= Work to be completed =
Pictures aside, repeat every entry exactly.

Stored items from a collection:
=-=-=-=-=

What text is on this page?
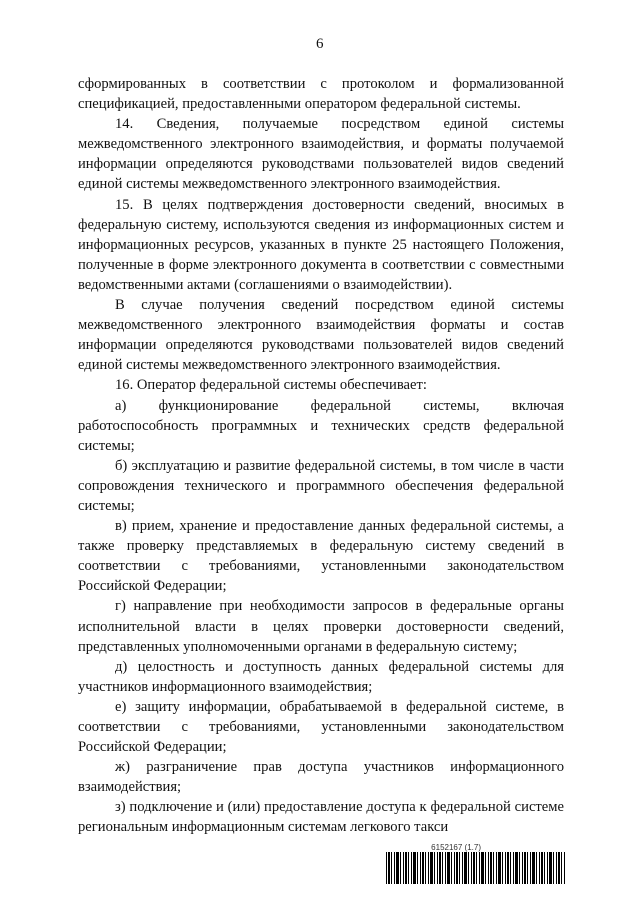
6

сформированных в соответствии с протоколом и формализованной спецификацией, предоставленными оператором федеральной системы.

14. Сведения, получаемые посредством единой системы межведомственного электронного взаимодействия, и форматы получаемой информации определяются руководствами пользователей видов сведений единой системы межведомственного электронного взаимодействия.

15. В целях подтверждения достоверности сведений, вносимых в федеральную систему, используются сведения из информационных систем и информационных ресурсов, указанных в пункте 25 настоящего Положения, полученные в форме электронного документа в соответствии с совместными ведомственными актами (соглашениями о взаимодействии).

В случае получения сведений посредством единой системы межведомственного электронного взаимодействия форматы и состав информации определяются руководствами пользователей видов сведений единой системы межведомственного электронного взаимодействия.

16. Оператор федеральной системы обеспечивает:

а) функционирование федеральной системы, включая работоспособность программных и технических средств федеральной системы;

б) эксплуатацию и развитие федеральной системы, в том числе в части сопровождения технического и программного обеспечения федеральной системы;

в) прием, хранение и предоставление данных федеральной системы, а также проверку представляемых в федеральную систему сведений в соответствии с требованиями, установленными законодательством Российской Федерации;

г) направление при необходимости запросов в федеральные органы исполнительной власти в целях проверки достоверности сведений, представленных уполномоченными органами в федеральную систему;

д) целостность и доступность данных федеральной системы для участников информационного взаимодействия;

е) защиту информации, обрабатываемой в федеральной системе, в соответствии с требованиями, установленными законодательством Российской Федерации;

ж) разграничение прав доступа участников информационного взаимодействия;

з) подключение и (или) предоставление доступа к федеральной системе региональным информационным системам легкового такси

6152167 (1.7)
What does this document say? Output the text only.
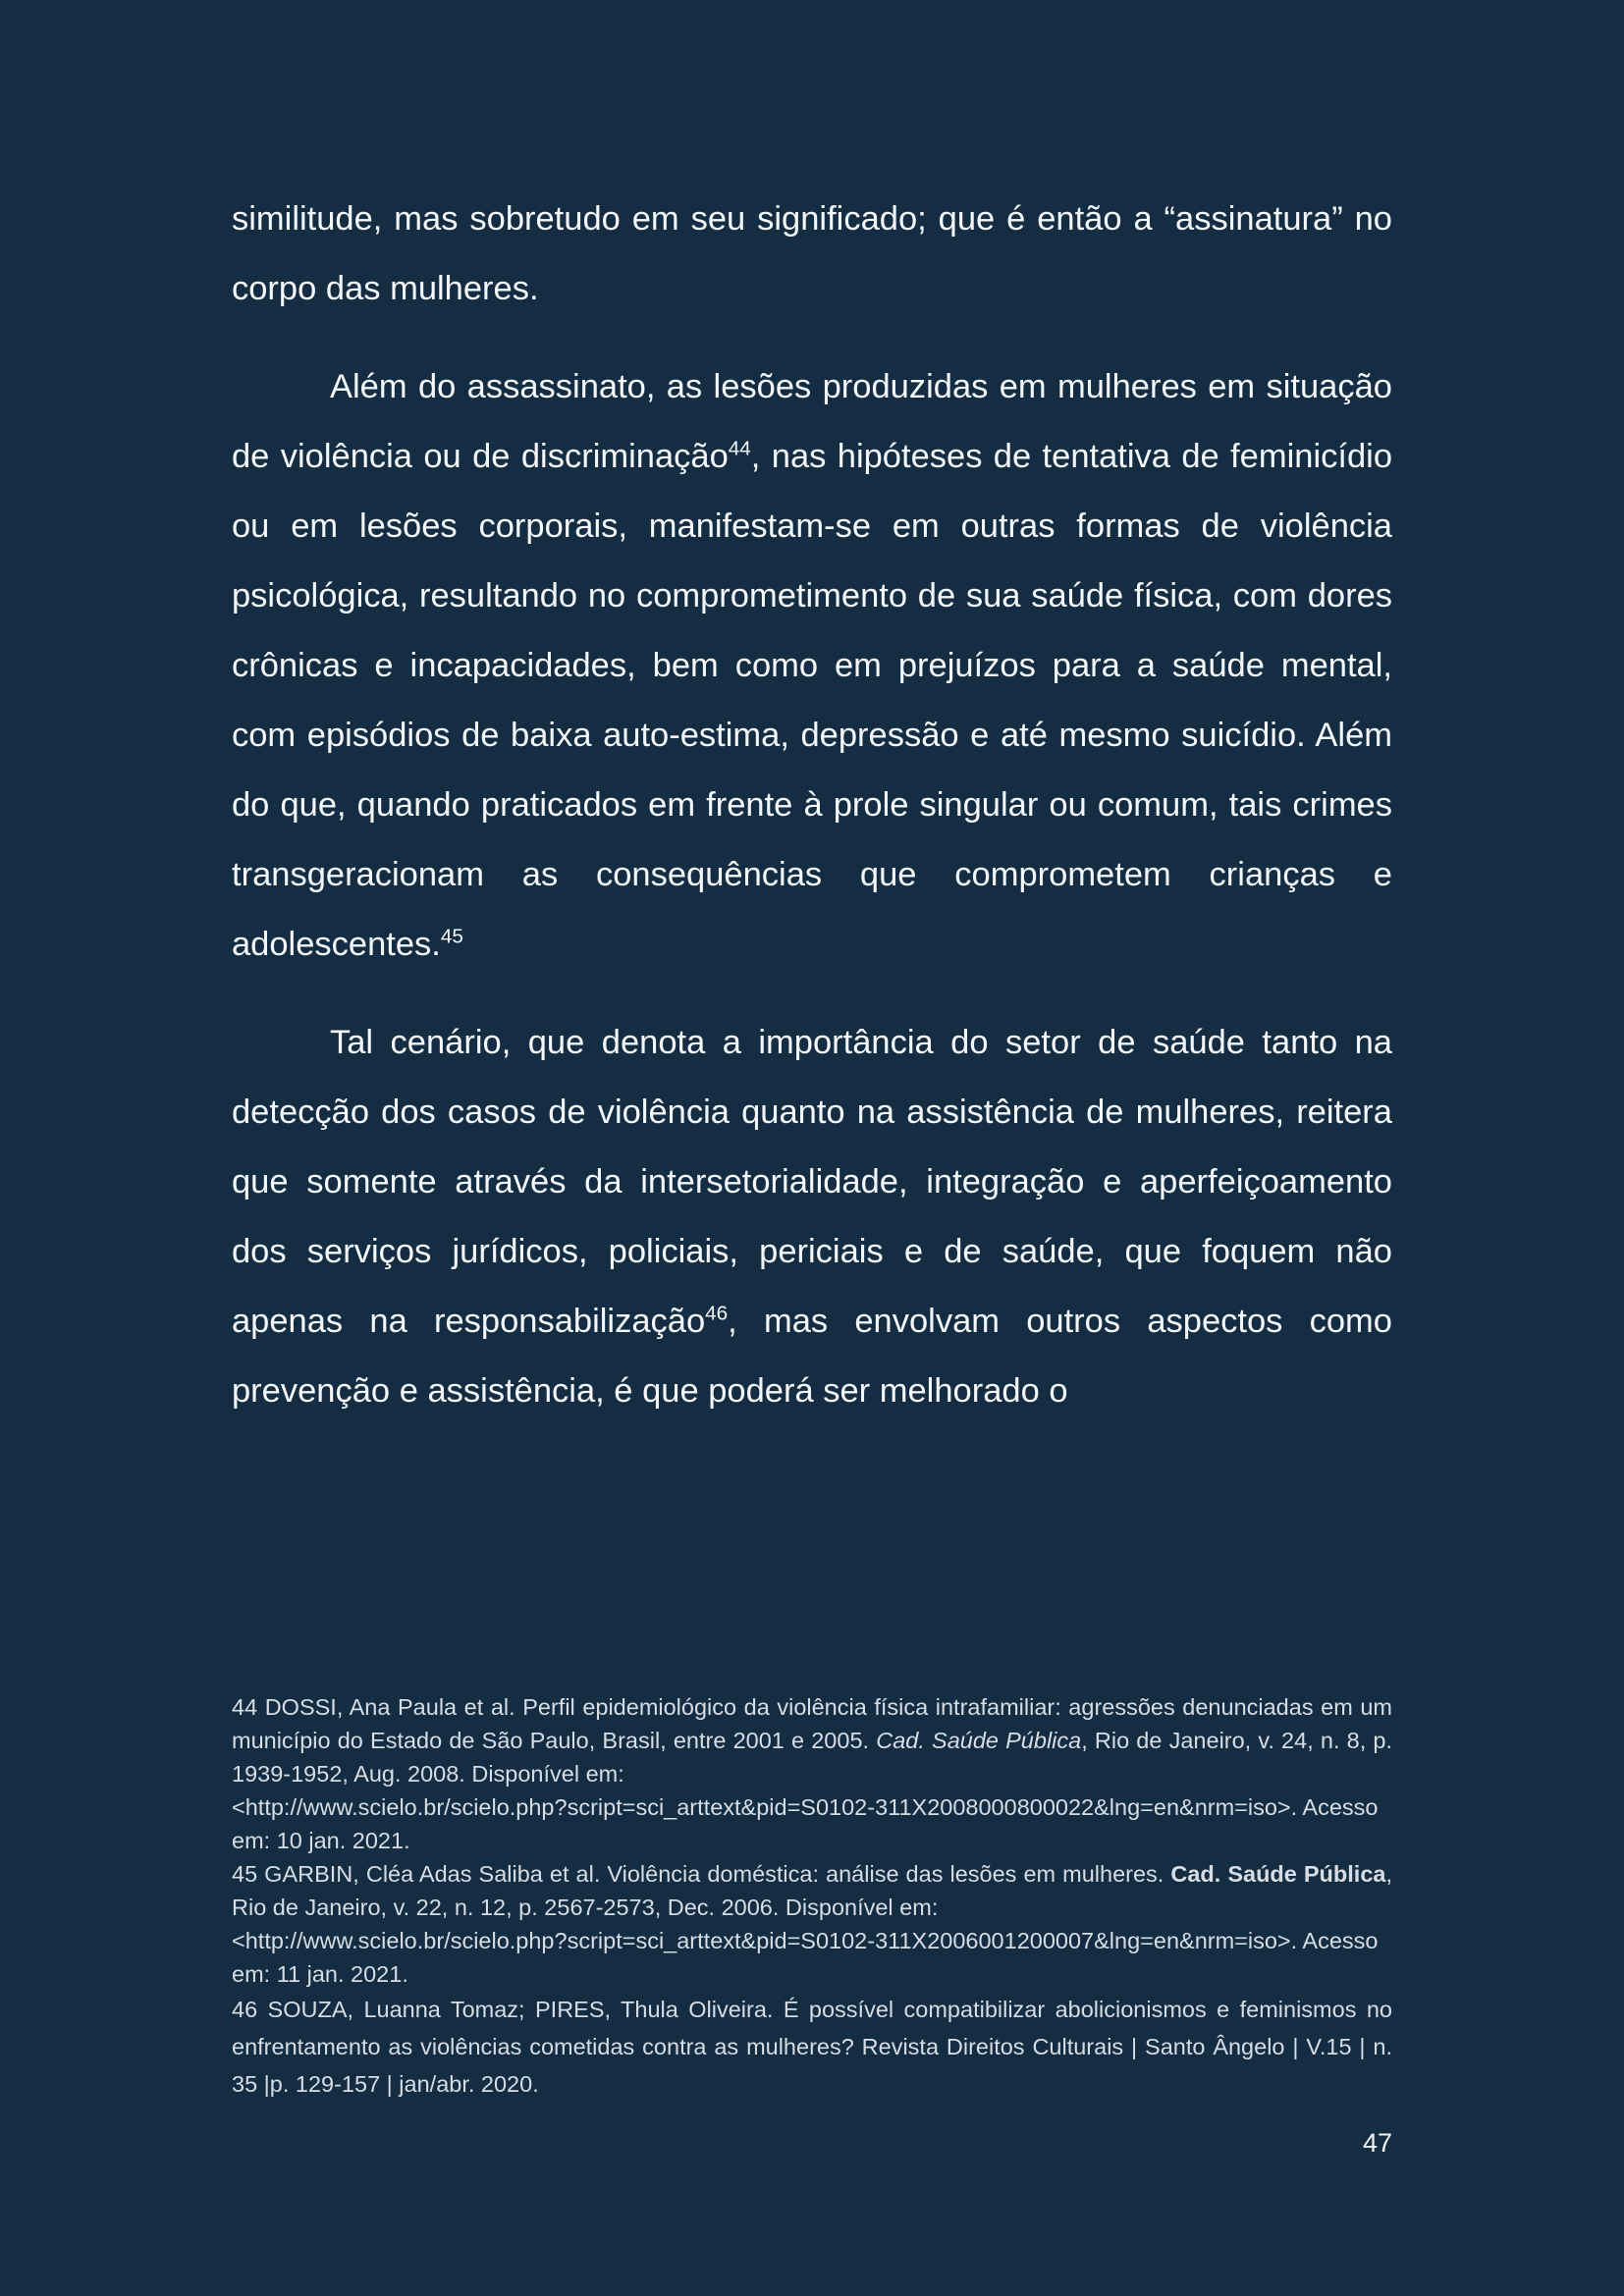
similitude, mas sobretudo em seu significado; que é então a “assinatura” no corpo das mulheres.

Além do assassinato, as lesões produzidas em mulheres em situação de violência ou de discriminação$^{44}$, nas hipóteses de tentativa de feminicídio ou em lesões corporais, manifestam-se em outras formas de violência psicológica, resultando no comprometimento de sua saúde física, com dores crônicas e incapacidades, bem como em prejuízos para a saúde mental, com episódios de baixa auto-estima, depressão e até mesmo suicídio. Além do que, quando praticados em frente à prole singular ou comum, tais crimes transgeracionam as consequências que comprometem crianças e adolescentes.$^{45}$

Tal cenário, que denota a importância do setor de saúde tanto na detecção dos casos de violência quanto na assistência de mulheres, reitera que somente através da intersetorialidade, integração e aperfeiçoamento dos serviços jurídicos, policiais, periciais e de saúde, que foquem não apenas na responsabilização$^{46}$, mas envolvam outros aspectos como prevenção e assistência, é que poderá ser melhorado o

44 DOSSI, Ana Paula et al. Perfil epidemiológico da violência física intrafamiliar: agressões denunciadas em um município do Estado de São Paulo, Brasil, entre 2001 e 2005. Cad. Saúde Pública, Rio de Janeiro, v. 24, n. 8, p. 1939-1952, Aug. 2008. Disponível em:
<http://www.scielo.br/scielo.php?script=sci_arttext&pid=S0102-311X2008000800022&lng=en&nrm=iso>. Acesso em: 10 jan. 2021.

45 GARBIN, Cléa Adas Saliba et al. Violência doméstica: análise das lesões em mulheres. Cad. Saúde Pública, Rio de Janeiro, v. 22, n. 12, p. 2567-2573, Dec. 2006. Disponível em:
<http://www.scielo.br/scielo.php?script=sci_arttext&pid=S0102-311X2006001200007&lng=en&nrm=iso>. Acesso em: 11 jan. 2021.

46 SOUZA, Luanna Tomaz; PIRES, Thula Oliveira. É possível compatibilizar abolicionismos e feminismos no enfrentamento as violências cometidas contra as mulheres? Revista Direitos Culturais | Santo Ângelo | V.15 | n. 35 |p. 129-157 | jan/abr. 2020.

47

=-=-=-=-=

= Solution for this problem =
What text is on this page?
6

сформированных в соответствии с протоколом и формализованной спецификацией, предоставленными оператором федеральной системы.

14. Сведения, получаемые посредством единой системы межведомственного электронного взаимодействия, и форматы получаемой информации определяются руководствами пользователей видов сведений единой системы межведомственного электронного взаимодействия.

15. В целях подтверждения достоверности сведений, вносимых в федеральную систему, используются сведения из информационных систем и информационных ресурсов, указанных в пункте 25 настоящего Положения, полученные в форме электронного документа в соответствии с совместными ведомственными актами (соглашениями о взаимодействии).

В случае получения сведений посредством единой системы межведомственного электронного взаимодействия форматы и состав информации определяются руководствами пользователей видов сведений единой системы межведомственного электронного взаимодействия.

16. Оператор федеральной системы обеспечивает:

а) функционирование федеральной системы, включая работоспособность программных и технических средств федеральной системы;

б) эксплуатацию и развитие федеральной системы, в том числе в части сопровождения технического и программного обеспечения федеральной системы;

в) прием, хранение и предоставление данных федеральной системы, а также проверку представляемых в федеральную систему сведений в соответствии с требованиями, установленными законодательством Российской Федерации;

г) направление при необходимости запросов в федеральные органы исполнительной власти в целях проверки достоверности сведений, представленных уполномоченными органами в федеральную систему;

д) целостность и доступность данных федеральной системы для участников информационного взаимодействия;

е) защиту информации, обрабатываемой в федеральной системе, в соответствии с требованиями, установленными законодательством Российской Федерации;

ж) разграничение прав доступа участников информационного взаимодействия;

з) подключение и (или) предоставление доступа к федеральной системе региональным информационным системам легкового такси

6152167 (1.7)
What does this document say? Output the text only.
similitude, mas sobretudo em seu significado; que é então a “assinatura” no corpo das mulheres.

Além do assassinato, as lesões produzidas em mulheres em situação de violência ou de discriminação$^{44}$, nas hipóteses de tentativa de feminicídio ou em lesões corporais, manifestam-se em outras formas de violência psicológica, resultando no comprometimento de sua saúde física, com dores crônicas e incapacidades, bem como em prejuízos para a saúde mental, com episódios de baixa auto-estima, depressão e até mesmo suicídio. Além do que, quando praticados em frente à prole singular ou comum, tais crimes transgeracionam as consequências que comprometem crianças e adolescentes.$^{45}$

Tal cenário, que denota a importância do setor de saúde tanto na detecção dos casos de violência quanto na assistência de mulheres, reitera que somente através da intersetorialidade, integração e aperfeiçoamento dos serviços jurídicos, policiais, periciais e de saúde, que foquem não apenas na responsabilização$^{46}$, mas envolvam outros aspectos como prevenção e assistência, é que poderá ser melhorado o

44 DOSSI, Ana Paula et al. Perfil epidemiológico da violência física intrafamiliar: agressões denunciadas em um município do Estado de São Paulo, Brasil, entre 2001 e 2005. Cad. Saúde Pública, Rio de Janeiro, v. 24, n. 8, p. 1939-1952, Aug. 2008. Disponível em:
<http://www.scielo.br/scielo.php?script=sci_arttext&pid=S0102-311X2008000800022&lng=en&nrm=iso>. Acesso em: 10 jan. 2021.

45 GARBIN, Cléa Adas Saliba et al. Violência doméstica: análise das lesões em mulheres. Cad. Saúde Pública, Rio de Janeiro, v. 22, n. 12, p. 2567-2573, Dec. 2006. Disponível em:
<http://www.scielo.br/scielo.php?script=sci_arttext&pid=S0102-311X2006001200007&lng=en&nrm=iso>. Acesso em: 11 jan. 2021.

46 SOUZA, Luanna Tomaz; PIRES, Thula Oliveira. É possível compatibilizar abolicionismos e feminismos no enfrentamento as violências cometidas contra as mulheres? Revista Direitos Culturais | Santo Ângelo | V.15 | n. 35 |p. 129-157 | jan/abr. 2020.

47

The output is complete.